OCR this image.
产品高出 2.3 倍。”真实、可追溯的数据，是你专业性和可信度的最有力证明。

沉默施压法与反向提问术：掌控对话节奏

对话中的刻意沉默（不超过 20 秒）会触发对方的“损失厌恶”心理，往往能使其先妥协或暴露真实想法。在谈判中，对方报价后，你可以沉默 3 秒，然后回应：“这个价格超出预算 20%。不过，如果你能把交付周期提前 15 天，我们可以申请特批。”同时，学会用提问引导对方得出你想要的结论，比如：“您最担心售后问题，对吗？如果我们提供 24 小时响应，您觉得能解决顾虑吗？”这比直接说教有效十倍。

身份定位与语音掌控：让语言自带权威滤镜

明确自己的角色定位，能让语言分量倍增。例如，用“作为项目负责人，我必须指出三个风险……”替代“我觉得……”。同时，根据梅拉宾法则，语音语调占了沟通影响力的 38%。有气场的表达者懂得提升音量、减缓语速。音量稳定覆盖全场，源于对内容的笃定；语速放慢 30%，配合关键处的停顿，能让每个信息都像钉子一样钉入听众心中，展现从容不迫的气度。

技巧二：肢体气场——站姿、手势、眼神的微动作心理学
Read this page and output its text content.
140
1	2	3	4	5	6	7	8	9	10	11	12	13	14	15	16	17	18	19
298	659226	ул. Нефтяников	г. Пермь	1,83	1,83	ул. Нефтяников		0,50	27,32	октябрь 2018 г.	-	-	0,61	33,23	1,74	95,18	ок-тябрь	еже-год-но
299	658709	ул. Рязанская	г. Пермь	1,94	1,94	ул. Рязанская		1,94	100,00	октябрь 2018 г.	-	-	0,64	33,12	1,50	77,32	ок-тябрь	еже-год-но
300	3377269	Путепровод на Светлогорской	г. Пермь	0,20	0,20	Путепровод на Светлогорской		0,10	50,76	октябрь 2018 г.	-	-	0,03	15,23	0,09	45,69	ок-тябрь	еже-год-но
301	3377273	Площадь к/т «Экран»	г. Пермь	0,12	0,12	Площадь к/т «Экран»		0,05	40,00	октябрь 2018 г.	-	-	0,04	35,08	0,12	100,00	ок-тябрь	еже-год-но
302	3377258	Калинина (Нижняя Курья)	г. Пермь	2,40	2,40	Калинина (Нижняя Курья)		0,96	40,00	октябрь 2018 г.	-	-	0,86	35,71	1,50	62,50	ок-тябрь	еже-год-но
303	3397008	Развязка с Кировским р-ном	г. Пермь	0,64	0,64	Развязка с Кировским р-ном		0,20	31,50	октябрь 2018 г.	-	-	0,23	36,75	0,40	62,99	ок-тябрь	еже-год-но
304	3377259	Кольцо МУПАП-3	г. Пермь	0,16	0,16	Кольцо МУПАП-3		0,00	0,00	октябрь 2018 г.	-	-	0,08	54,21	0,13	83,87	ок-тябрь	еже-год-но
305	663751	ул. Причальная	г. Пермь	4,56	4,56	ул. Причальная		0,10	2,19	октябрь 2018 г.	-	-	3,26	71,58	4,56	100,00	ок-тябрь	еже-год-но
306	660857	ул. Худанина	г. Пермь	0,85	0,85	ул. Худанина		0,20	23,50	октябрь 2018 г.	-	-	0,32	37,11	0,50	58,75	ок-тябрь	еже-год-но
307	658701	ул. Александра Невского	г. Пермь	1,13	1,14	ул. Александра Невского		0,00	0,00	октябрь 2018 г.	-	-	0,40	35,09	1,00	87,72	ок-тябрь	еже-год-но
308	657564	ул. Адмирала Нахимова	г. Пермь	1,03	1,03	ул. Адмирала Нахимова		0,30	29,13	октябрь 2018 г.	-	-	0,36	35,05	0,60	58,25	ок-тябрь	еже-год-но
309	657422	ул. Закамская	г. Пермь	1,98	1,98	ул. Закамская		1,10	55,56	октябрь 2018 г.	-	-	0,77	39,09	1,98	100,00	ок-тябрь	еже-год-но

------------------------------------------------

TASK STATEMENT —
Reproduce the complete set of lines precisely as supplied.

RESULT BELOW —
OCR this image.
产品高出 2.3 倍。”真实、可追溯的数据，是你专业性和可信度的最有力证明。

沉默施压法与反向提问术：掌控对话节奏

对话中的刻意沉默（不超过 20 秒）会触发对方的“损失厌恶”心理，往往能使其先妥协或暴露真实想法。在谈判中，对方报价后，你可以沉默 3 秒，然后回应：“这个价格超出预算 20%。不过，如果你能把交付周期提前 15 天，我们可以申请特批。”同时，学会用提问引导对方得出你想要的结论，比如：“您最担心售后问题，对吗？如果我们提供 24 小时响应，您觉得能解决顾虑吗？”这比直接说教有效十倍。

身份定位与语音掌控：让语言自带权威滤镜

明确自己的角色定位，能让语言分量倍增。例如，用“作为项目负责人，我必须指出三个风险……”替代“我觉得……”。同时，根据梅拉宾法则，语音语调占了沟通影响力的 38%。有气场的表达者懂得提升音量、减缓语速。音量稳定覆盖全场，源于对内容的笃定；语速放慢 30%，配合关键处的停顿，能让每个信息都像钉子一样钉入听众心中，展现从容不迫的气度。

技巧二：肢体气场——站姿、手势、眼神的微动作心理学
Read this page and output its text content.
140
1	2	3	4	5	6	7	8	9	10	11	12	13	14	15	16	17	18	19
298	659226	ул. Нефтяников	г. Пермь	1,83	1,83	ул. Нефтяников		0,50	27,32	октябрь 2018 г.	-	-	0,61	33,23	1,74	95,18	ок-тябрь	еже-год-но
299	658709	ул. Рязанская	г. Пермь	1,94	1,94	ул. Рязанская		1,94	100,00	октябрь 2018 г.	-	-	0,64	33,12	1,50	77,32	ок-тябрь	еже-год-но
300	3377269	Путепровод на Светлогорской	г. Пермь	0,20	0,20	Путепровод на Светлогорской		0,10	50,76	октябрь 2018 г.	-	-	0,03	15,23	0,09	45,69	ок-тябрь	еже-год-но
301	3377273	Площадь к/т «Экран»	г. Пермь	0,12	0,12	Площадь к/т «Экран»		0,05	40,00	октябрь 2018 г.	-	-	0,04	35,08	0,12	100,00	ок-тябрь	еже-год-но
302	3377258	Калинина (Нижняя Курья)	г. Пермь	2,40	2,40	Калинина (Нижняя Курья)		0,96	40,00	октябрь 2018 г.	-	-	0,86	35,71	1,50	62,50	ок-тябрь	еже-год-но
303	3397008	Развязка с Кировским р-ном	г. Пермь	0,64	0,64	Развязка с Кировским р-ном		0,20	31,50	октябрь 2018 г.	-	-	0,23	36,75	0,40	62,99	ок-тябрь	еже-год-но
304	3377259	Кольцо МУПАП-3	г. Пермь	0,16	0,16	Кольцо МУПАП-3		0,00	0,00	октябрь 2018 г.	-	-	0,08	54,21	0,13	83,87	ок-тябрь	еже-год-но
305	663751	ул. Причальная	г. Пермь	4,56	4,56	ул. Причальная		0,10	2,19	октябрь 2018 г.	-	-	3,26	71,58	4,56	100,00	ок-тябрь	еже-год-но
306	660857	ул. Худанина	г. Пермь	0,85	0,85	ул. Худанина		0,20	23,50	октябрь 2018 г.	-	-	0,32	37,11	0,50	58,75	ок-тябрь	еже-год-но
307	658701	ул. Александра Невского	г. Пермь	1,13	1,14	ул. Александра Невского		0,00	0,00	октябрь 2018 г.	-	-	0,40	35,09	1,00	87,72	ок-тябрь	еже-год-но
308	657564	ул. Адмирала Нахимова	г. Пермь	1,03	1,03	ул. Адмирала Нахимова		0,30	29,13	октябрь 2018 г.	-	-	0,36	35,05	0,60	58,25	ок-тябрь	еже-год-но
309	657422	ул. Закамская	г. Пермь	1,98	1,98	ул. Закамская		1,10	55,56	октябрь 2018 г.	-	-	0,77	39,09	1,98	100,00	ок-тябрь	еже-год-но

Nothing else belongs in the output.